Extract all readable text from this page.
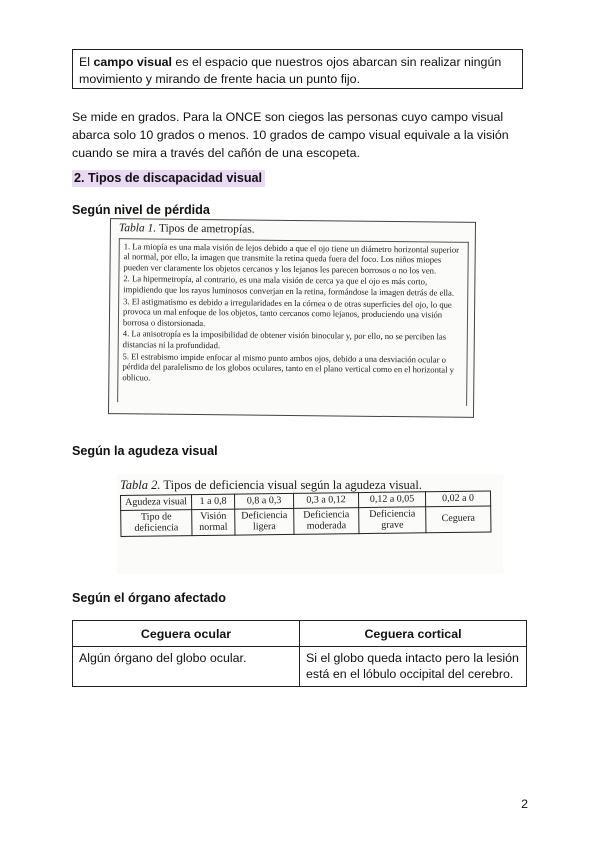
El campo visual es el espacio que nuestros ojos abarcan sin realizar ningún movimiento y mirando de frente hacia un punto fijo.
Se mide en grados. Para la ONCE son ciegos las personas cuyo campo visual abarca solo 10 grados o menos. 10 grados de campo visual equivale a la visión cuando se mira a través del cañón de una escopeta.
2. Tipos de discapacidad visual
Según nivel de pérdida
Tabla 1. Tipos de ametropías.

1. La miopía es una mala visión de lejos debido a que el ojo tiene un diámetro horizontal superior al normal, por ello, la imagen que transmite la retina queda fuera del foco. Los niños miopes pueden ver claramente los objetos cercanos y los lejanos les parecen borrosos o no los ven.

2. La hipermetropía, al contrario, es una mala visión de cerca ya que el ojo es más corto, impidiendo que los rayos luminosos converjan en la retina, formándose la imagen detrás de ella.

3. El astigmatismo es debido a irregularidades en la córnea o de otras superficies del ojo, lo que provoca un mal enfoque de los objetos, tanto cercanos como lejanos, produciendo una visión borrosa o distorsionada.

4. La anisotropía es la imposibilidad de obtener visión binocular y, por ello, no se perciben las distancias ni la profundidad.

5. El estrabismo impide enfocar al mismo punto ambos ojos, debido a una desviación ocular o pérdida del paralelismo de los globos oculares, tanto en el plano vertical como en el horizontal y oblicuo.

Según la agudeza visual
Tabla 2. Tipos de deficiencia visual según la agudeza visual.
Agudeza visual	1 a 0,8	0,8 a 0,3	0,3 a 0,12	0,12 a 0,05	0,02 a 0
Tipo de deficiencia	Visión normal	Deficiencia ligera	Deficiencia moderada	Deficiencia grave	Ceguera
Según el órgano afectado
Ceguera ocular	Ceguera cortical
Algún órgano del globo ocular.	Si el globo queda intacto pero la lesión está en el lóbulo occipital del cerebro.
2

_ _ _ _

** PROBLEM TO SOLVE **
In the entries above, find each line with the string "punto" and copy it.

** RESULT OF THIS TASK **
El campo visual es el espacio que nuestros ojos abarcan sin realizar ningún movimiento y mirando de frente hacia un punto fijo.
5. El estrabismo impide enfocar al mismo punto ambos ojos, debido a una desviación ocular o pérdida del paralelismo de los globos oculares, tanto en el plano vertical como en el horizontal y oblicuo.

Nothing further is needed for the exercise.